■ WHAT IS EXPECTED:
Do not carry the pictures over; copy every other part of the entries exactly.

── DATA PROVIDED ──

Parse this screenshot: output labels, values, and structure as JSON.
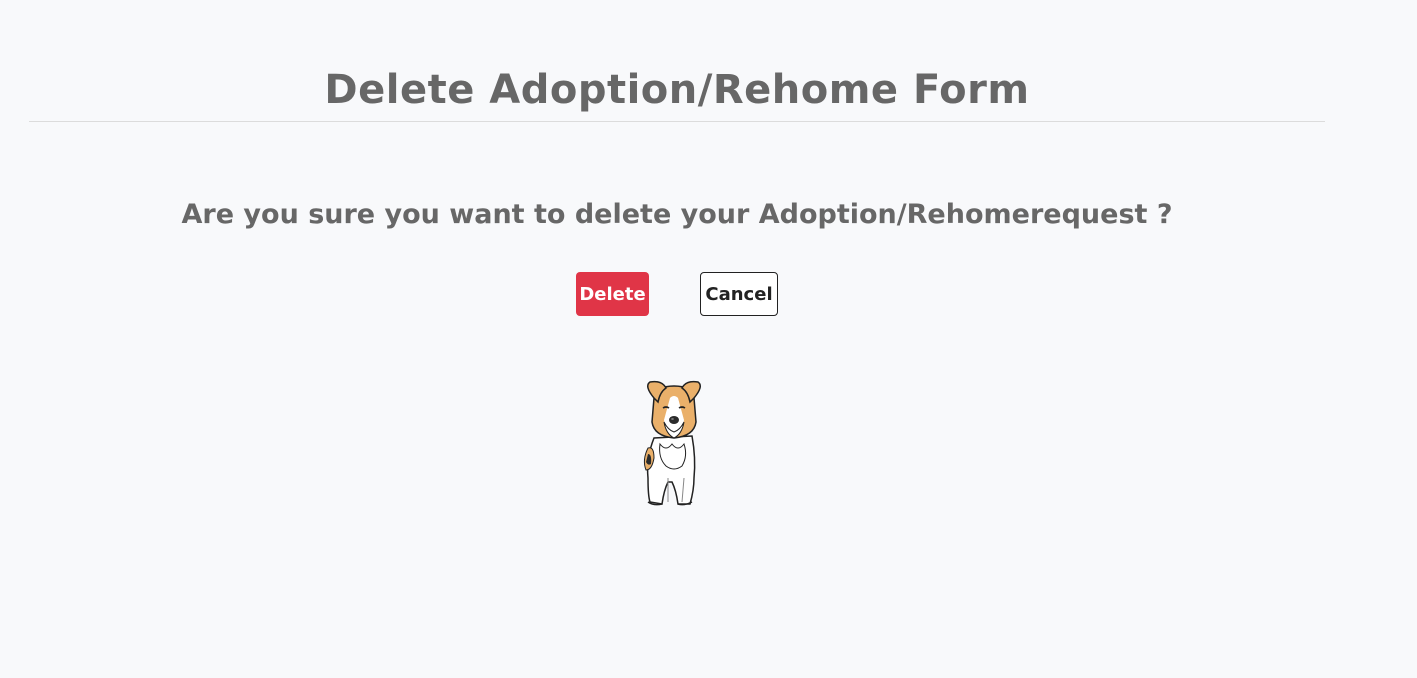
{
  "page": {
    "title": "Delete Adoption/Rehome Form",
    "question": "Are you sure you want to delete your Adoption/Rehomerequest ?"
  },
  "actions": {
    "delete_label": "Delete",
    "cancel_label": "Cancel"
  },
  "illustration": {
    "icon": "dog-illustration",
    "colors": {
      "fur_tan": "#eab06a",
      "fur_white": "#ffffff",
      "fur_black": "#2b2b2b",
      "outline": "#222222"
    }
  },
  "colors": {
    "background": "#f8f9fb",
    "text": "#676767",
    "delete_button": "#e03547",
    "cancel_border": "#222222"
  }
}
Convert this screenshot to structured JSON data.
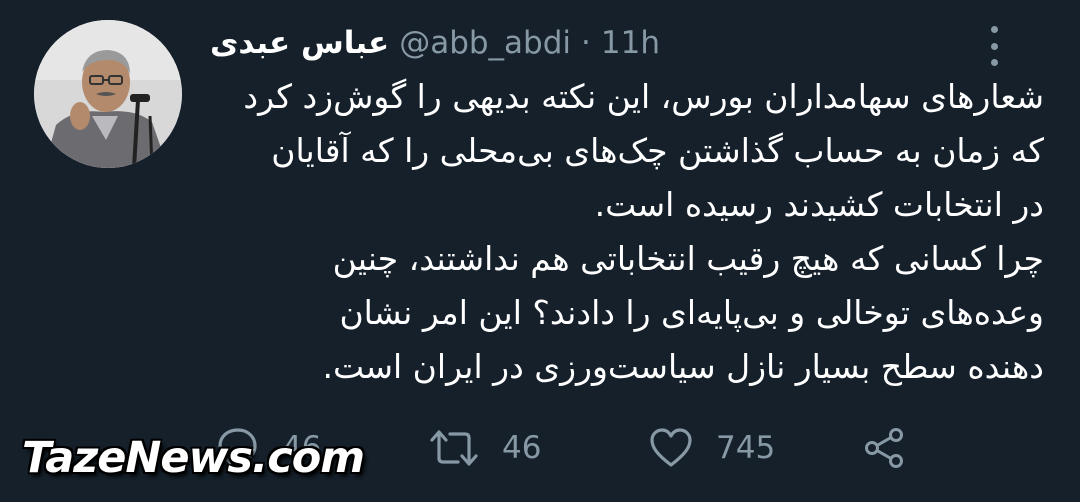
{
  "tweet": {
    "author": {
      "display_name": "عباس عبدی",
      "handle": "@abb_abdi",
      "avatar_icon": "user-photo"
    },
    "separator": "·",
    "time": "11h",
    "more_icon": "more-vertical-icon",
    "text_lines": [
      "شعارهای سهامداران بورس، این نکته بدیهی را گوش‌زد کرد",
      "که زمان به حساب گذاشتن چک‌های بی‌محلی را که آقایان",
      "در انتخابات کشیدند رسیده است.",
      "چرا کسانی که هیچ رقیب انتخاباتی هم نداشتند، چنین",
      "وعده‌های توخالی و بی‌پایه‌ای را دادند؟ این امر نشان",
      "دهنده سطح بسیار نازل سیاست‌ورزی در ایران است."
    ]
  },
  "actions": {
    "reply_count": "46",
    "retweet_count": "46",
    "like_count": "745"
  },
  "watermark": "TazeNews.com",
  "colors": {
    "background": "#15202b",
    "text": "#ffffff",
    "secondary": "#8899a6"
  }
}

───

■ WORKED SOLUTION:
Parse this screenshot: output labels, values, and structure as JSON.
{
  "page": {
    "title": "Delete Adoption/Rehome Form",
    "question": "Are you sure you want to delete your Adoption/Rehomerequest ?"
  },
  "actions": {
    "delete_label": "Delete",
    "cancel_label": "Cancel"
  },
  "illustration": {
    "icon": "dog-illustration",
    "colors": {
      "fur_tan": "#eab06a",
      "fur_white": "#ffffff",
      "fur_black": "#2b2b2b",
      "outline": "#222222"
    }
  },
  "colors": {
    "background": "#f8f9fb",
    "text": "#676767",
    "delete_button": "#e03547",
    "cancel_border": "#222222"
  }
}
Convert this screenshot to structured JSON data.
{
  "tweet": {
    "author": {
      "display_name": "عباس عبدی",
      "handle": "@abb_abdi",
      "avatar_icon": "user-photo"
    },
    "separator": "·",
    "time": "11h",
    "more_icon": "more-vertical-icon",
    "text_lines": [
      "شعارهای سهامداران بورس، این نکته بدیهی را گوش‌زد کرد",
      "که زمان به حساب گذاشتن چک‌های بی‌محلی را که آقایان",
      "در انتخابات کشیدند رسیده است.",
      "چرا کسانی که هیچ رقیب انتخاباتی هم نداشتند، چنین",
      "وعده‌های توخالی و بی‌پایه‌ای را دادند؟ این امر نشان",
      "دهنده سطح بسیار نازل سیاست‌ورزی در ایران است."
    ]
  },
  "actions": {
    "reply_count": "46",
    "retweet_count": "46",
    "like_count": "745"
  },
  "watermark": "TazeNews.com",
  "colors": {
    "background": "#15202b",
    "text": "#ffffff",
    "secondary": "#8899a6"
  }
}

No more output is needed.